*PROBLÈME À RÉSOUDRE*
Dans les données, recopiez les lignes allant de celle qui contient "33, 604, 46]" jusqu'à celle qui contient "33, 227, 49]", en remplaçant "news-thumbnail" par "news-image". Ne modifiez rien d'autre.

*DONNÉES PRÉSENTÉES*
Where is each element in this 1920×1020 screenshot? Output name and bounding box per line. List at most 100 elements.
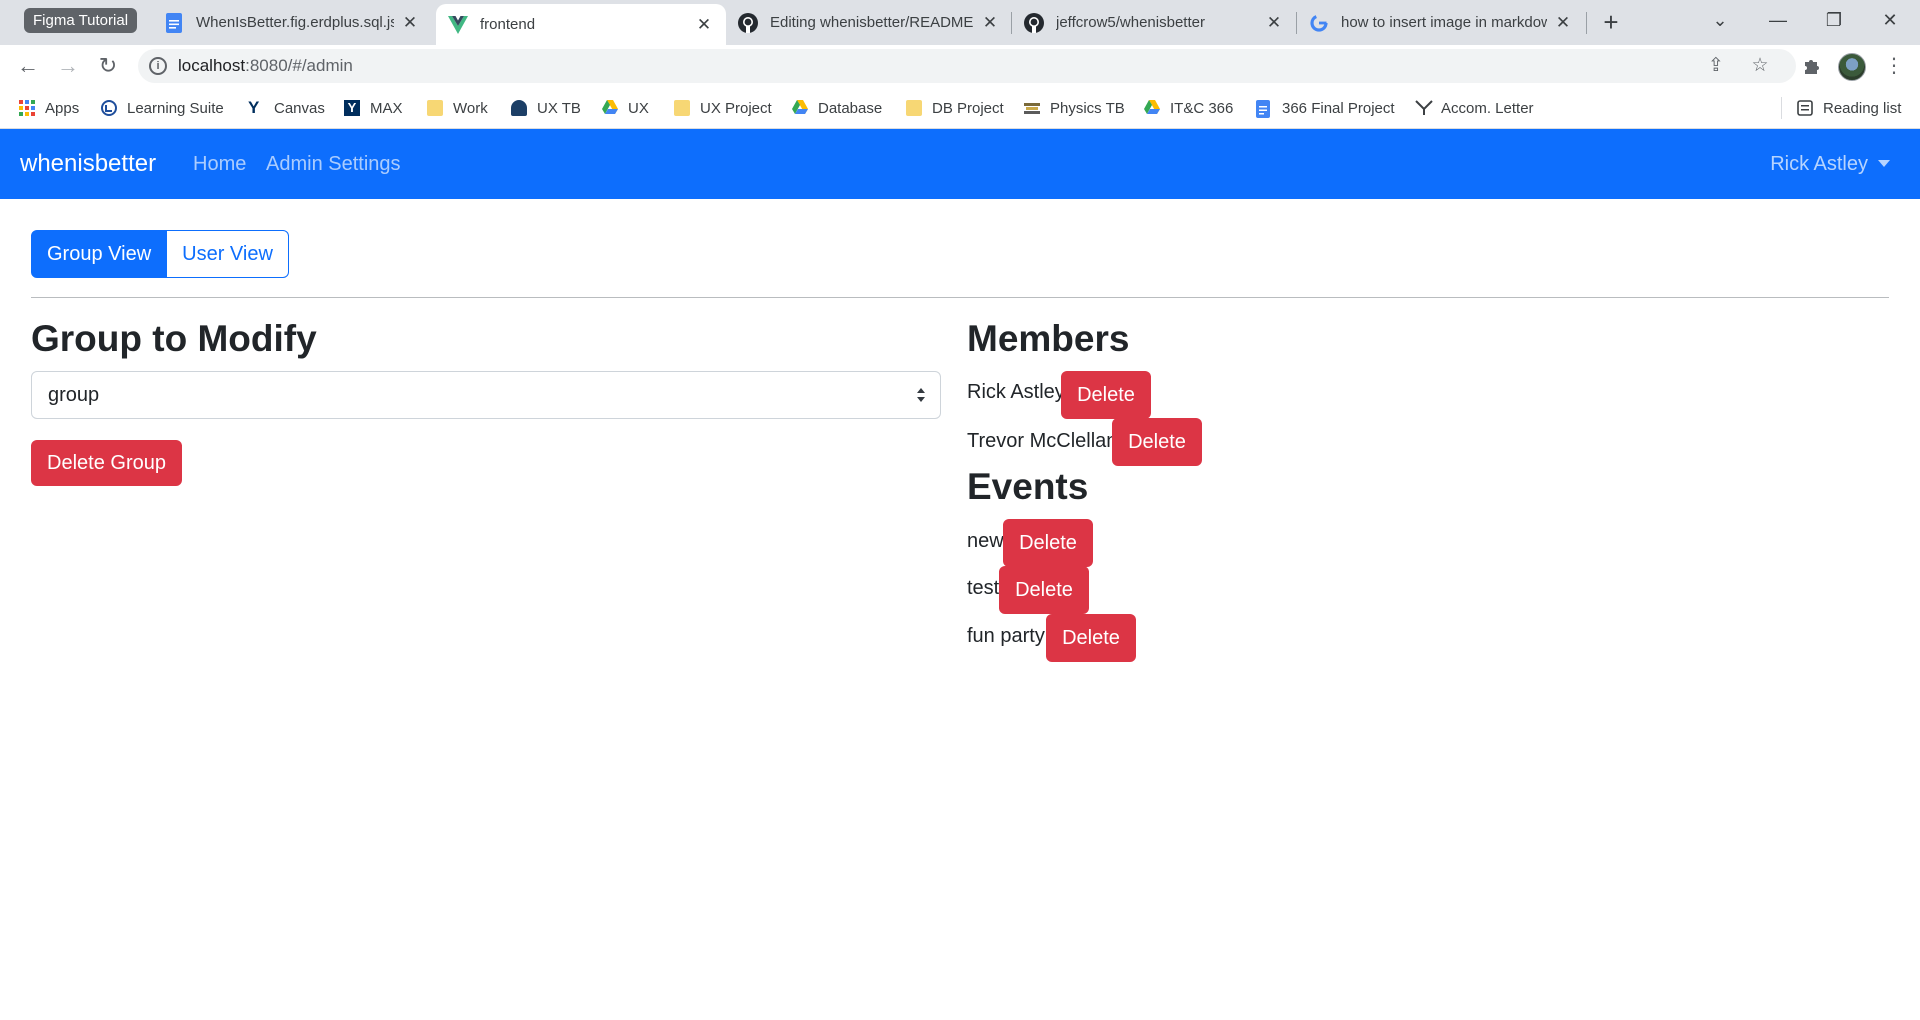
close-icon[interactable]: ✕ <box>400 13 420 33</box>
bookmark-itc-366[interactable]: IT&C 366 <box>1144 87 1233 129</box>
close-icon[interactable]: ✕ <box>1264 13 1284 33</box>
bookmark-label: Physics TB <box>1050 99 1125 117</box>
google-drive-icon <box>1144 100 1160 116</box>
bookmark-learning-suite[interactable]: Learning Suite <box>101 87 224 129</box>
group-select-value: group <box>48 384 100 406</box>
max-y-icon: Y <box>344 100 360 116</box>
delete-event-button[interactable]: Delete <box>1046 614 1136 662</box>
forward-arrow-icon[interactable]: → <box>52 50 84 82</box>
browser-tabstrip: Figma Tutorial WhenIsBetter.fig.erdplus.… <box>0 0 1920 45</box>
bookmark-work[interactable]: Work <box>427 87 488 129</box>
tab-title: Editing whenisbetter/README.md <box>770 14 974 31</box>
site-info-icon[interactable]: i <box>149 57 167 75</box>
tab-erdplus[interactable]: WhenIsBetter.fig.erdplus.sql.json ✕ <box>152 0 432 45</box>
close-window-button[interactable]: ✕ <box>1862 0 1918 40</box>
bookmark-physics-tb[interactable]: Physics TB <box>1024 87 1125 129</box>
bookmark-apps[interactable]: Apps <box>19 87 79 129</box>
bookmark-ux-project[interactable]: UX Project <box>674 87 772 129</box>
bookmark-label: Apps <box>45 99 80 117</box>
user-dropdown[interactable]: Rick Astley <box>1770 129 1890 199</box>
tab-google-search[interactable]: how to insert image in markdown ✕ <box>1297 0 1585 45</box>
bookmark-366-final-project[interactable]: 366 Final Project <box>1256 87 1395 129</box>
tab-title: frontend <box>480 16 536 33</box>
omnibox[interactable]: i localhost:8080/#/admin ⇪ ☆ <box>138 49 1796 83</box>
folder-icon <box>674 100 690 116</box>
nav-home[interactable]: Home <box>193 129 246 199</box>
tab-repo[interactable]: jeffcrow5/whenisbetter ✕ <box>1012 0 1296 45</box>
tab-separator <box>1586 12 1587 34</box>
url-text[interactable]: localhost:8080/#/admin <box>178 56 353 76</box>
event-name: new <box>967 530 1004 552</box>
bookmark-label: Canvas <box>274 99 325 117</box>
more-menu-icon[interactable]: ⋮ <box>1878 50 1910 82</box>
bookmark-label: Accom. Letter <box>1441 99 1534 117</box>
bookmark-max[interactable]: Y MAX <box>344 87 403 129</box>
delete-event-button[interactable]: Delete <box>999 566 1089 614</box>
bookmarks-bar: Apps Learning Suite Y Canvas Y MAX Work … <box>0 87 1920 129</box>
bookmark-label: UX Project <box>700 99 772 117</box>
delete-member-button[interactable]: Delete <box>1112 418 1202 466</box>
view-toggle: Group View User View <box>31 230 289 278</box>
learning-suite-icon <box>101 100 117 116</box>
bookmark-label: UX TB <box>537 99 581 117</box>
bookmark-database[interactable]: Database <box>792 87 882 129</box>
tab-frontend[interactable]: frontend ✕ <box>436 4 726 45</box>
bookmark-accom-letter[interactable]: Accom. Letter <box>1415 87 1534 129</box>
member-name: Rick Astley <box>967 381 1065 403</box>
group-to-modify-heading: Group to Modify <box>31 318 317 359</box>
google-docs-icon <box>1256 100 1272 118</box>
bookmark-label: UX <box>628 99 649 117</box>
extensions-puzzle-icon[interactable] <box>1796 50 1828 82</box>
bookmark-label: Work <box>453 99 488 117</box>
user-view-button[interactable]: User View <box>167 230 289 278</box>
group-view-button[interactable]: Group View <box>31 230 168 278</box>
folder-icon <box>906 100 922 116</box>
google-icon <box>1309 13 1329 33</box>
tab-editing-readme[interactable]: Editing whenisbetter/README.md ✕ <box>726 0 1012 45</box>
event-name: test <box>967 577 1000 599</box>
bookmark-ux-tb[interactable]: UX TB <box>511 87 581 129</box>
google-drive-icon <box>792 100 808 116</box>
reload-icon[interactable]: ↻ <box>92 50 124 82</box>
tab-search-chevron-icon[interactable]: ⌄ <box>1692 0 1748 40</box>
bookmark-db-project[interactable]: DB Project <box>906 87 1004 129</box>
minimize-button[interactable]: — <box>1750 0 1806 40</box>
physics-tb-icon <box>1024 100 1040 116</box>
back-arrow-icon[interactable]: ← <box>12 50 44 82</box>
google-drive-icon <box>602 100 618 116</box>
bookmark-canvas[interactable]: Y Canvas <box>248 87 325 129</box>
events-heading: Events <box>967 466 1089 507</box>
divider <box>31 297 1889 298</box>
share-icon[interactable]: ⇪ <box>1704 54 1728 78</box>
folder-icon <box>427 100 443 116</box>
nav-admin-settings[interactable]: Admin Settings <box>266 129 401 199</box>
delete-event-button[interactable]: Delete <box>1003 519 1093 567</box>
close-icon[interactable]: ✕ <box>694 15 714 35</box>
byu-y-icon: Y <box>248 98 260 117</box>
delete-group-button[interactable]: Delete Group <box>31 440 182 486</box>
app-navbar: whenisbetter Home Admin Settings Rick As… <box>0 129 1920 199</box>
group-select[interactable]: group <box>31 371 941 419</box>
new-tab-button[interactable]: + <box>1596 8 1626 38</box>
reading-list[interactable]: Reading list <box>1797 87 1901 129</box>
restore-button[interactable]: ❐ <box>1806 0 1862 40</box>
close-icon[interactable]: ✕ <box>1553 13 1573 33</box>
accom-letter-icon <box>1415 100 1433 116</box>
close-icon[interactable]: ✕ <box>980 13 1000 33</box>
bookmark-star-icon[interactable]: ☆ <box>1748 54 1772 78</box>
tab-title: jeffcrow5/whenisbetter <box>1056 14 1205 31</box>
event-name: fun party <box>967 625 1045 647</box>
bookmark-ux[interactable]: UX <box>602 87 649 129</box>
tab-title: WhenIsBetter.fig.erdplus.sql.json <box>196 14 394 31</box>
google-docs-icon <box>164 12 184 33</box>
delete-member-button[interactable]: Delete <box>1061 371 1151 419</box>
user-name: Rick Astley <box>1770 153 1868 175</box>
bookmark-label: MAX <box>370 99 403 117</box>
member-name: Trevor McClellan <box>967 430 1118 452</box>
navbar-brand[interactable]: whenisbetter <box>20 129 156 199</box>
bookmark-label: IT&C 366 <box>1170 99 1234 117</box>
bookmarks-separator <box>1781 97 1782 119</box>
tab-group-chip[interactable]: Figma Tutorial <box>24 8 138 33</box>
profile-avatar[interactable] <box>1838 53 1866 81</box>
reading-list-label: Reading list <box>1823 99 1902 117</box>
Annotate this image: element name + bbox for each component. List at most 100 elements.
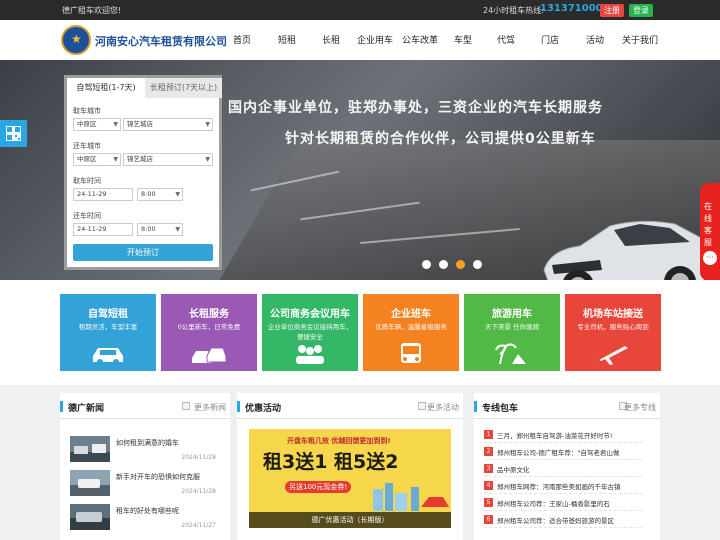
nav-events[interactable]: 活动	[586, 33, 604, 46]
service-business[interactable]: 公司商务会议用车 企业单位商务会议接待用车，便捷安全	[262, 294, 358, 371]
pickup-district-select[interactable]: 中原区 ▼	[73, 118, 121, 131]
service-title: 长租服务	[189, 309, 229, 320]
return-store-value: 锦艺城店	[127, 155, 153, 163]
news-item[interactable]: 如何租到满意的婚车 2024/11/28	[70, 436, 216, 462]
news-thumbnail	[70, 436, 110, 462]
news-thumbnail	[70, 504, 110, 530]
promo-panel: 优惠活动 更多活动 开盘车租几效 优越回馈更加到到! 租3送1 租5送2 另送1…	[237, 393, 463, 540]
service-title: 企业班车	[391, 309, 431, 320]
service-tour[interactable]: 旅游用车 天下美景 任你驰骋	[464, 294, 560, 371]
chevron-down-icon: ▼	[205, 156, 210, 163]
chat-icon: ···	[703, 251, 717, 265]
company-name[interactable]: 河南安心汽车租赁有限公司	[95, 33, 227, 49]
more-promo-link[interactable]: 更多活动	[427, 402, 459, 413]
tour-number-badge: 3	[484, 464, 493, 473]
return-district-select[interactable]: 中原区 ▼	[73, 153, 121, 166]
promo-big-text: 租3送1 租5送2	[263, 451, 399, 473]
nav-enterprise[interactable]: 企业用车	[357, 33, 393, 46]
welcome-text: 德广租车欢迎您!	[62, 6, 122, 15]
service-title: 自驾短租	[88, 309, 128, 320]
pickup-store-select[interactable]: 锦艺城店 ▼	[123, 118, 213, 131]
tour-item-title: 品中原文化	[497, 466, 530, 474]
more-tours-link[interactable]: 更多专线	[624, 402, 656, 413]
online-service-float[interactable]: 在线客服 ···	[700, 183, 720, 281]
tour-item[interactable]: 2 郑州租车公司-德广租车荐："自驾老君山做	[484, 444, 642, 460]
tour-item[interactable]: 5 郑州租车公司荐：王家山-桶香影里的石	[484, 495, 642, 511]
slide-dot-2[interactable]	[439, 260, 448, 269]
nav-chauffeur[interactable]: 代驾	[497, 33, 515, 46]
group-icon	[296, 345, 324, 364]
pickup-hour-select[interactable]: 8:00 ▼	[137, 188, 183, 201]
login-button[interactable]: 登录	[629, 4, 653, 17]
service-subtitle: 专业司机，服务贴心周到	[577, 323, 649, 331]
hotline-label: 24小时租车热线:	[483, 6, 544, 15]
cars-icon	[192, 347, 227, 363]
pickup-hour-value: 8:00	[141, 190, 156, 198]
tour-item-title: 郑州租车公司荐：王家山-桶香影里的石	[497, 500, 610, 508]
pickup-date-input[interactable]: 24-11-29	[73, 188, 133, 201]
more-news-link[interactable]: 更多新闻	[194, 402, 226, 413]
return-date-input[interactable]: 24-11-29	[73, 223, 133, 236]
header: ★ 河南安心汽车租赁有限公司 首页 短租 长租 企业用车 公车改革 车型 代驾 …	[0, 20, 720, 60]
news-item-title: 新手对开车的恐惧如何克服	[116, 473, 200, 481]
nav-long-rent[interactable]: 长租	[322, 33, 340, 46]
news-item[interactable]: 新手对开车的恐惧如何克服 2024/11/28	[70, 470, 216, 496]
tour-item-title: 郑州租车公司-德广租车荐："自驾老君山做	[497, 449, 620, 457]
tour-item[interactable]: 3 品中原文化	[484, 461, 642, 477]
tours-title: 专线包车	[482, 404, 519, 414]
nav-short-rent[interactable]: 短租	[278, 33, 296, 46]
pickup-time-label: 取车时间	[73, 177, 101, 185]
city-skyline-icon	[373, 483, 449, 511]
tour-number-badge: 5	[484, 498, 493, 507]
tour-item[interactable]: 6 郑州租车公司荐：适合带爸妈旅游的景区	[484, 512, 642, 528]
register-button[interactable]: 注册	[600, 4, 624, 17]
chevron-down-icon: ▼	[113, 121, 118, 128]
slide-dot-3-active[interactable]	[456, 260, 465, 269]
tours-panel: 专线包车 更多专线 1 三月，郑州租车自驾游-油菜花开好时节! 2 郑州租车公司-德…	[474, 393, 660, 540]
chevron-down-icon: ▼	[113, 156, 118, 163]
return-hour-select[interactable]: 8:00 ▼	[137, 223, 183, 236]
service-title: 公司商务会议用车	[270, 309, 350, 320]
news-item-date: 2024/11/27	[181, 522, 216, 529]
plane-icon	[599, 346, 628, 365]
more-icon	[418, 402, 426, 410]
return-store-select[interactable]: 锦艺城店 ▼	[123, 153, 213, 166]
news-item-title: 租车的好处有哪些呢	[116, 507, 179, 515]
service-title: 机场车站接送	[583, 309, 643, 320]
tab-short-rent[interactable]: 自驾短租(1-7天)	[67, 78, 145, 98]
news-thumbnail	[70, 470, 110, 496]
slide-dot-4[interactable]	[473, 260, 482, 269]
news-item[interactable]: 租车的好处有哪些呢 2024/11/27	[70, 504, 216, 530]
service-shuttle[interactable]: 企业班车 优质车辆，温馨星级服务	[363, 294, 459, 371]
service-long-rent[interactable]: 长租服务 0公里新车，日常免费	[161, 294, 257, 371]
palm-icon	[495, 343, 526, 365]
qr-code-float[interactable]	[0, 120, 27, 147]
tour-item[interactable]: 1 三月，郑州租车自驾游-油菜花开好时节!	[484, 427, 642, 443]
more-icon	[182, 402, 190, 410]
nav-stores[interactable]: 门店	[541, 33, 559, 46]
tour-item[interactable]: 4 郑州租车网荐：河南那些美如画的千年古镇	[484, 478, 642, 494]
qr-code-icon	[6, 126, 21, 141]
pickup-city-label: 取车城市	[73, 107, 101, 115]
promo-headline: 开盘车租几效 优越回馈更加到到!	[287, 437, 391, 445]
nav-about[interactable]: 关于我们	[622, 33, 658, 46]
news-panel: 德广新闻 更多新闻 如何租到满意的婚车 2024/11/28 新手对开车的恐惧如…	[60, 393, 230, 540]
start-booking-button[interactable]: 开始预订	[73, 244, 213, 261]
logo-icon[interactable]: ★	[61, 25, 91, 55]
slide-dot-1[interactable]	[422, 260, 431, 269]
service-title: 旅游用车	[492, 309, 532, 320]
nav-models[interactable]: 车型	[454, 33, 472, 46]
tour-item-title: 郑州租车网荐：河南那些美如画的千年古镇	[497, 483, 621, 491]
car-image	[543, 220, 714, 280]
return-date-value: 24-11-29	[77, 225, 107, 233]
promo-banner[interactable]: 开盘车租几效 优越回馈更加到到! 租3送1 租5送2 另送100元现金券! 德广…	[249, 429, 451, 528]
nav-reform[interactable]: 公车改革	[402, 33, 438, 46]
news-item-date: 2024/11/28	[181, 488, 216, 495]
service-short-rent[interactable]: 自驾短租 租期灵活，车型丰富	[60, 294, 156, 371]
chevron-down-icon: ▼	[205, 121, 210, 128]
service-airport[interactable]: 机场车站接送 专业司机，服务贴心周到	[565, 294, 661, 371]
tour-item-title: 三月，郑州租车自驾游-油菜花开好时节!	[497, 432, 613, 440]
nav-home[interactable]: 首页	[233, 33, 251, 46]
tab-long-rent[interactable]: 长租预订(7天以上)	[145, 78, 222, 98]
promo-coupon: 另送100元现金券!	[285, 481, 352, 493]
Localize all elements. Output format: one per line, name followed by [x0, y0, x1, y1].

*EN RÉPONSE*
nav-events[interactable]: 活动	[586, 33, 604, 46]
service-business[interactable]: 公司商务会议用车 企业单位商务会议接待用车，便捷安全	[262, 294, 358, 371]
pickup-district-select[interactable]: 中原区 ▼	[73, 118, 121, 131]
service-title: 长租服务	[189, 309, 229, 320]
return-store-value: 锦艺城店	[127, 155, 153, 163]
news-item[interactable]: 如何租到满意的婚车 2024/11/28	[70, 436, 216, 462]
news-image	[70, 436, 110, 462]
news-image	[70, 504, 110, 530]
promo-panel: 优惠活动 更多活动 开盘车租几效 优越回馈更加到到! 租3送1 租5送2 另送1…	[237, 393, 463, 540]
service-title: 企业班车	[391, 309, 431, 320]
service-tour[interactable]: 旅游用车 天下美景 任你驰骋	[464, 294, 560, 371]
chevron-down-icon: ▼	[205, 156, 210, 163]
chat-icon: ···	[703, 251, 717, 265]
company-name[interactable]: 河南安心汽车租赁有限公司	[95, 33, 227, 49]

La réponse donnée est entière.